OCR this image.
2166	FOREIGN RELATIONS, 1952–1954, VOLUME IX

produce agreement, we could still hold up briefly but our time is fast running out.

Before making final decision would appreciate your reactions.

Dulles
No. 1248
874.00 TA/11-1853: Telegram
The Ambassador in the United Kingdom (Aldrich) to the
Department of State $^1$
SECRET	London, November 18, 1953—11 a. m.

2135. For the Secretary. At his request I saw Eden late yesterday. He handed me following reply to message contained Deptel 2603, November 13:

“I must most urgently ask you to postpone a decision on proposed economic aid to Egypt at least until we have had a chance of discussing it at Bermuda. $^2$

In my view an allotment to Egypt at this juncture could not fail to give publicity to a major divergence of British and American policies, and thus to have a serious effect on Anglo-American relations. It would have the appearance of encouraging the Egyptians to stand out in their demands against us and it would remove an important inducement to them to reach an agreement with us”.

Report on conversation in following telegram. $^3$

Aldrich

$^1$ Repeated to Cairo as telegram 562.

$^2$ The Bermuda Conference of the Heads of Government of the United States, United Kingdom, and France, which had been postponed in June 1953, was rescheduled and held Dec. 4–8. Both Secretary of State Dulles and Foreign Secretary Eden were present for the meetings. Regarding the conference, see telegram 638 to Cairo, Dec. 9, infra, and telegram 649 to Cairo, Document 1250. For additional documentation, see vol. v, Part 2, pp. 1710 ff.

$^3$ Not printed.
================================
*WHAT YOU SHOULD DO*. Within the listing above, find every line containing the string "Egypt" and return it.

*ANSWER IN FULL*.
“I must most urgently ask you to postpone a decision on proposed economic aid to Egypt at least until we have had a chance of discussing it at Bermuda. $^2$
In my view an allotment to Egypt at this juncture could not fail to give publicity to a major divergence of British and American policies, and thus to have a serious effect on Anglo-American relations. It would have the appearance of encouraging the Egyptians to stand out in their demands against us and it would remove an important inducement to them to reach an agreement with us”.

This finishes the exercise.